AIM =>
Comb through the entries for "Incidents" and pull out each line that holds it.

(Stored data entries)
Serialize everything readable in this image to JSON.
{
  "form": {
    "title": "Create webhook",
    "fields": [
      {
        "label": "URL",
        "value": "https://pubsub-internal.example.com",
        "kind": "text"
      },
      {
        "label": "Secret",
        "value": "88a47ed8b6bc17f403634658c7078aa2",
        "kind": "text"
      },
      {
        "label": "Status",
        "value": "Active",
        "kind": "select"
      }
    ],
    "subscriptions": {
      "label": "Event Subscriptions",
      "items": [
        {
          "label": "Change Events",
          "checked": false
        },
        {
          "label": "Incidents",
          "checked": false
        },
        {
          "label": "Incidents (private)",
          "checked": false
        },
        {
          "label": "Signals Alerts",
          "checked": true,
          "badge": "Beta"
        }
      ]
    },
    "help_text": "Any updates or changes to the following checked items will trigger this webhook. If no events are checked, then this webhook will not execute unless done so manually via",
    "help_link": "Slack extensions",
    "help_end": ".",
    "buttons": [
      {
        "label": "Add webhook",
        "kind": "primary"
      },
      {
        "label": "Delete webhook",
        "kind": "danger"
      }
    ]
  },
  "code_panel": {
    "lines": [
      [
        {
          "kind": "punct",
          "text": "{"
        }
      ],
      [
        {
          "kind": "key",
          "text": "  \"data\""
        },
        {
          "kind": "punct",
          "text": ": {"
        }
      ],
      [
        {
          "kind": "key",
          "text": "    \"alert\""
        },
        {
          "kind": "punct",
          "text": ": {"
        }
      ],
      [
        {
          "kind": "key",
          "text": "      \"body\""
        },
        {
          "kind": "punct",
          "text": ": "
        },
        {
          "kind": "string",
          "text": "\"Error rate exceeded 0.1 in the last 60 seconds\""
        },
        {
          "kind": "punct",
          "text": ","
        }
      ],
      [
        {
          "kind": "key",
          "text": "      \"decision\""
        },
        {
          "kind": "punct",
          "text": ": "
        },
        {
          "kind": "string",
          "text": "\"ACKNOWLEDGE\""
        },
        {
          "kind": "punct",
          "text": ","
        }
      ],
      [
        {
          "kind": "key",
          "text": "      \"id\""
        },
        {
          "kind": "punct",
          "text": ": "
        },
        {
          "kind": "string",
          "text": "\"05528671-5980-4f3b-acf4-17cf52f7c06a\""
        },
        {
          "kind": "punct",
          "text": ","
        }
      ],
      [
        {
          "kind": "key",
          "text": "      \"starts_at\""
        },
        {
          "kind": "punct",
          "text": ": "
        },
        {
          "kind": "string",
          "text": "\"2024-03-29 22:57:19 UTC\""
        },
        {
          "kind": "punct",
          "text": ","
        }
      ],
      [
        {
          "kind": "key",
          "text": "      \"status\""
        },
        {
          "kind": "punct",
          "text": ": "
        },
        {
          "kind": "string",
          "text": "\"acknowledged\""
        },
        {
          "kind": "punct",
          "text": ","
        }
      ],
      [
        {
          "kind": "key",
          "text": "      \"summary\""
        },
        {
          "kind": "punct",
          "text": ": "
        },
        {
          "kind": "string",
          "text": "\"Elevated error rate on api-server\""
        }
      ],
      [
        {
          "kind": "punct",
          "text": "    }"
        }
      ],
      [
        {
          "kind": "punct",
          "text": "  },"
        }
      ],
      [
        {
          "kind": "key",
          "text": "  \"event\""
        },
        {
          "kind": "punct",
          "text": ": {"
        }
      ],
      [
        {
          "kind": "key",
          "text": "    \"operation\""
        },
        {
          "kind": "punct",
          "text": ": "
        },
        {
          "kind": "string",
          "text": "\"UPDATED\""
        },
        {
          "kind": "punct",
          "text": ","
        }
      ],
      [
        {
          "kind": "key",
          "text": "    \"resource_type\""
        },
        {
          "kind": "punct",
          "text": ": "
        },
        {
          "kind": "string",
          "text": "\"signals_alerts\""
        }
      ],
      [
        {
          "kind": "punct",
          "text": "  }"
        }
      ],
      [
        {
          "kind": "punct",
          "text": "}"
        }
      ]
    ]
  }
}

* * *

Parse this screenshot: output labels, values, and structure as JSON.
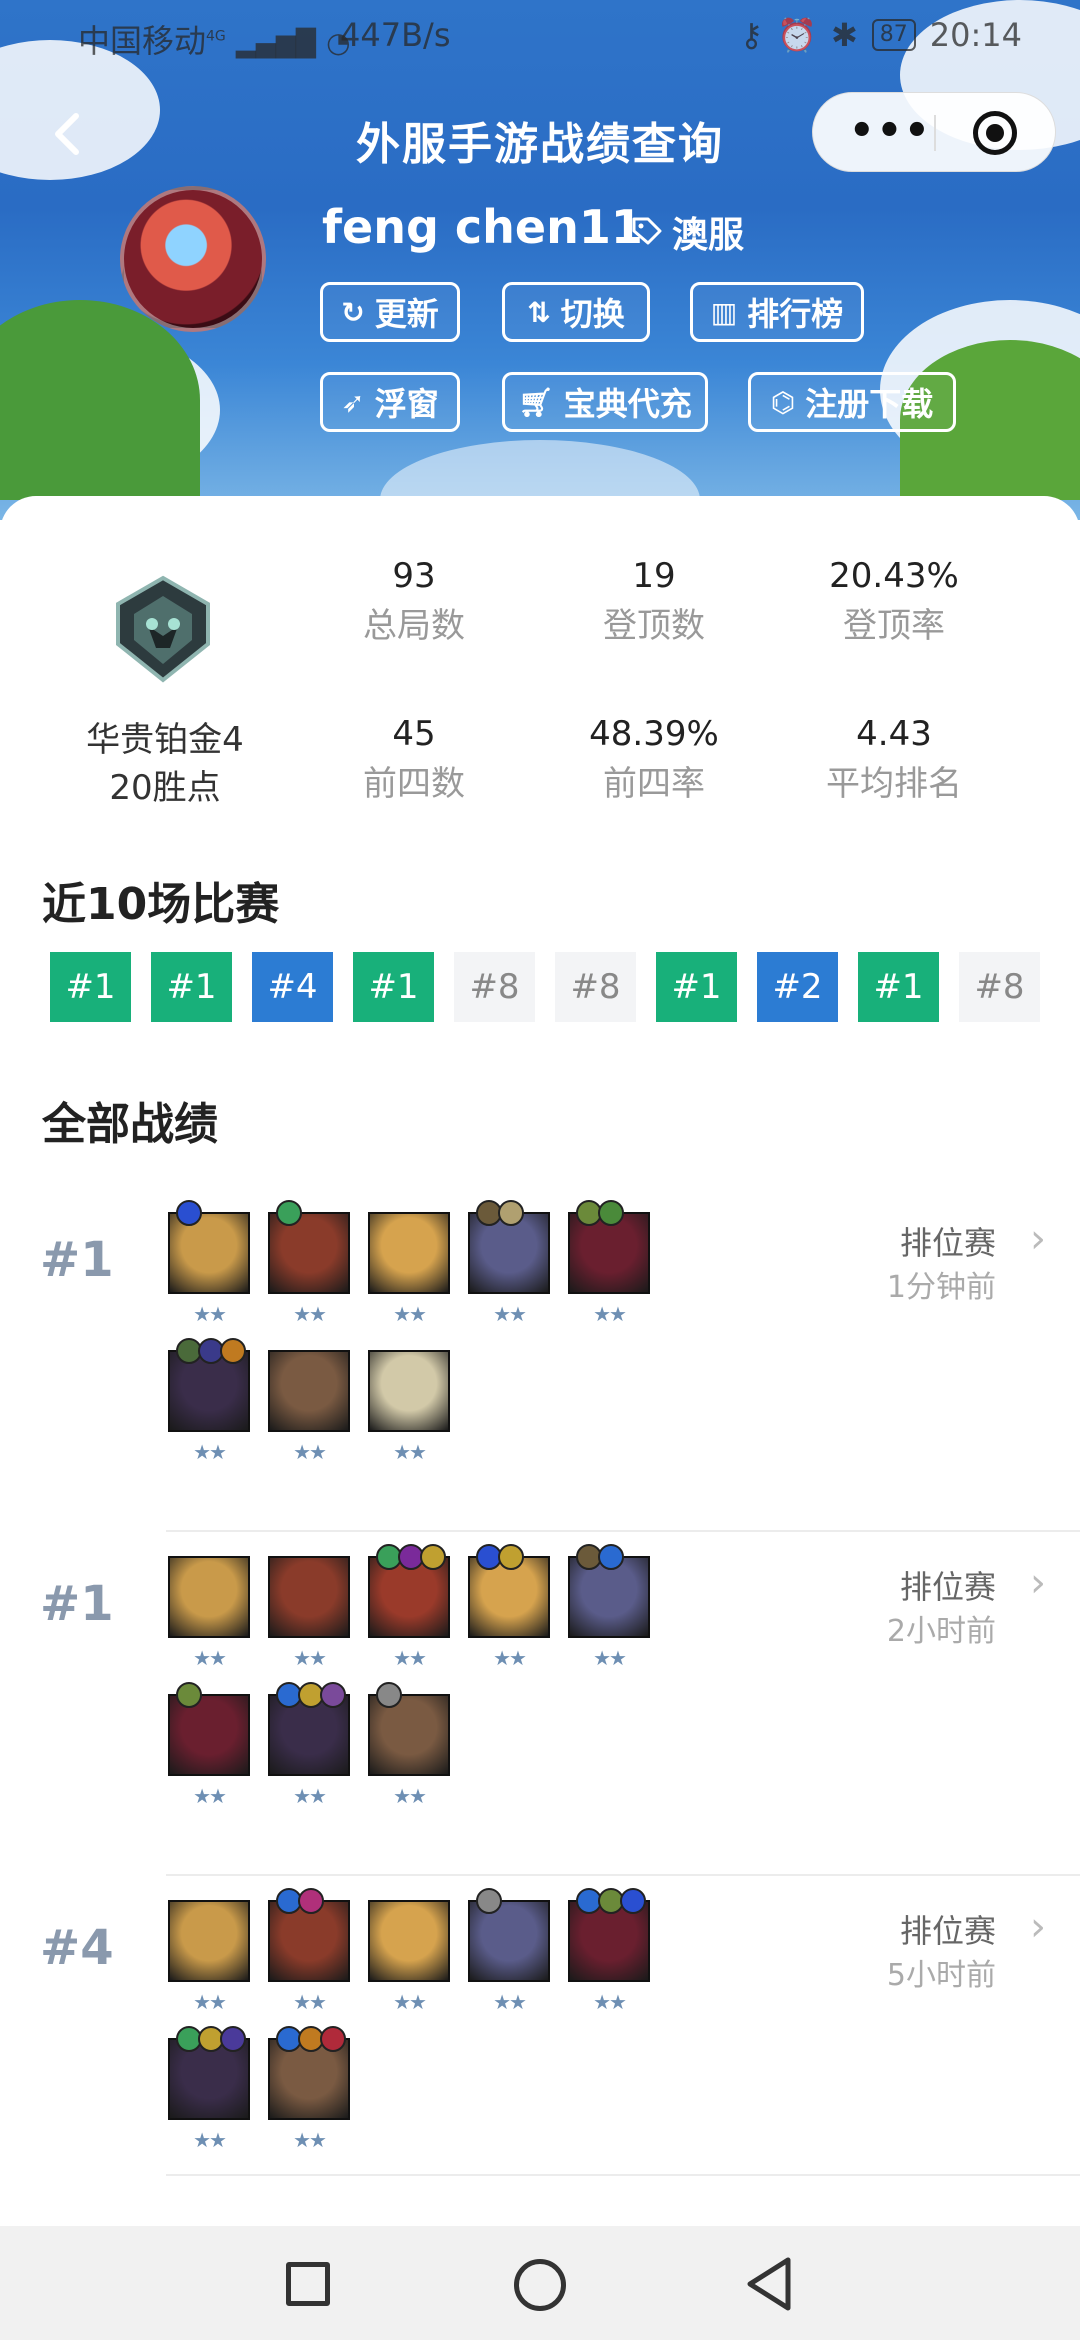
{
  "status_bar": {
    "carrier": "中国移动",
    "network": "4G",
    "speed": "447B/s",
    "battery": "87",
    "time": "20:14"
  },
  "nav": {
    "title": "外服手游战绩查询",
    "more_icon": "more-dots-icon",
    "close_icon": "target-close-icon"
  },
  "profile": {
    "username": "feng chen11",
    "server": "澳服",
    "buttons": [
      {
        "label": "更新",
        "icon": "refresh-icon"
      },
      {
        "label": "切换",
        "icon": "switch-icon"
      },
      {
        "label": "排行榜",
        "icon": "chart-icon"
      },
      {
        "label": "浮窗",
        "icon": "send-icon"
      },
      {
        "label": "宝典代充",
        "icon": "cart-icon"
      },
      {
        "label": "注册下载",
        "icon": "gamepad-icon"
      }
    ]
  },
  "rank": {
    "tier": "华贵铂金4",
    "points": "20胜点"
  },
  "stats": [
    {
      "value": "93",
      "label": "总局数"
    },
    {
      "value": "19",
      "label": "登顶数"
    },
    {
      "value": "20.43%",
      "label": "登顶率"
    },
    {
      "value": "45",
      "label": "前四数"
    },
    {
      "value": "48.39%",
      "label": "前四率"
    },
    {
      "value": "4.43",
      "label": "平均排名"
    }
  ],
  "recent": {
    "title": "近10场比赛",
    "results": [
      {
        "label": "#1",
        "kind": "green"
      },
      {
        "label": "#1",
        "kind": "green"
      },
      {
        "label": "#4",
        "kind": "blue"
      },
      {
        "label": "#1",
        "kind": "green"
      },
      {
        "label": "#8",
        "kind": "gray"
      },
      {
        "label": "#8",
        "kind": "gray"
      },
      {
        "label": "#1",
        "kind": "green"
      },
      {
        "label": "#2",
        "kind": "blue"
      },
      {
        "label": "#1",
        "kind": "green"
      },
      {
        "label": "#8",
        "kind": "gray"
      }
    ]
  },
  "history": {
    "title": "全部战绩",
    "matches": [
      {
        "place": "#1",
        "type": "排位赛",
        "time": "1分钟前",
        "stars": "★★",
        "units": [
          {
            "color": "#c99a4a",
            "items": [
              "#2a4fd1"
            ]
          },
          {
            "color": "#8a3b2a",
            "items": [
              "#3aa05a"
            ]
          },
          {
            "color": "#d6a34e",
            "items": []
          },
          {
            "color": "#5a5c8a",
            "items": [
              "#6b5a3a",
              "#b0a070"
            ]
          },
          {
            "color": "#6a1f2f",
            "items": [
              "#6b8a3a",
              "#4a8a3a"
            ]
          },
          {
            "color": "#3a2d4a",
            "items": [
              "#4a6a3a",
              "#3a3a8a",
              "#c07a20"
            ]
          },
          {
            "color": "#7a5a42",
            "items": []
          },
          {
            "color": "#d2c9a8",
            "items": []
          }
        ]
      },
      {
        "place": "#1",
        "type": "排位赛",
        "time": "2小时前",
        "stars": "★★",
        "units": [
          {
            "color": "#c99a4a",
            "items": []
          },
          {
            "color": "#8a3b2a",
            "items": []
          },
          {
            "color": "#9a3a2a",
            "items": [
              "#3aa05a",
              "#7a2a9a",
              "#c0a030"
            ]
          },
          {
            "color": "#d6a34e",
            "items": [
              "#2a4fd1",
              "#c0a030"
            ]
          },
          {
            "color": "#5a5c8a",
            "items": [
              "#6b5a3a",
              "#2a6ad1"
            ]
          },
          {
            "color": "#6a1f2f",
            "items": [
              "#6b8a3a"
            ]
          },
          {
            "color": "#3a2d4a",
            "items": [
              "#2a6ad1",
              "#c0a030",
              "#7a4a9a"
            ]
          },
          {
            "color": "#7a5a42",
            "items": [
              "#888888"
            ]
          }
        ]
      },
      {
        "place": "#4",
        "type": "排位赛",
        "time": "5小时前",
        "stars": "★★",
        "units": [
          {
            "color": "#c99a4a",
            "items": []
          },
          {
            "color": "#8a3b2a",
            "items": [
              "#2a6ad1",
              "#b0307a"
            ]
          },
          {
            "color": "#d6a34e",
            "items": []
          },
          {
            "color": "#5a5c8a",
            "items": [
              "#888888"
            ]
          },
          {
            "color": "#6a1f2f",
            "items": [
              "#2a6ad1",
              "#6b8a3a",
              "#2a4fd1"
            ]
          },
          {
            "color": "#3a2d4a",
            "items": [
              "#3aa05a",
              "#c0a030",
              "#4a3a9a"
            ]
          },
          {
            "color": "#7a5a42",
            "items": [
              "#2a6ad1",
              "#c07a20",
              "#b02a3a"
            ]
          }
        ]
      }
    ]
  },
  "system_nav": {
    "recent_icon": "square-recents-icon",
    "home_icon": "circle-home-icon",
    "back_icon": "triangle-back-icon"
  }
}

COMPLETE ANSWER =>
          "label": "Incidents",
          "label": "Incidents (private)",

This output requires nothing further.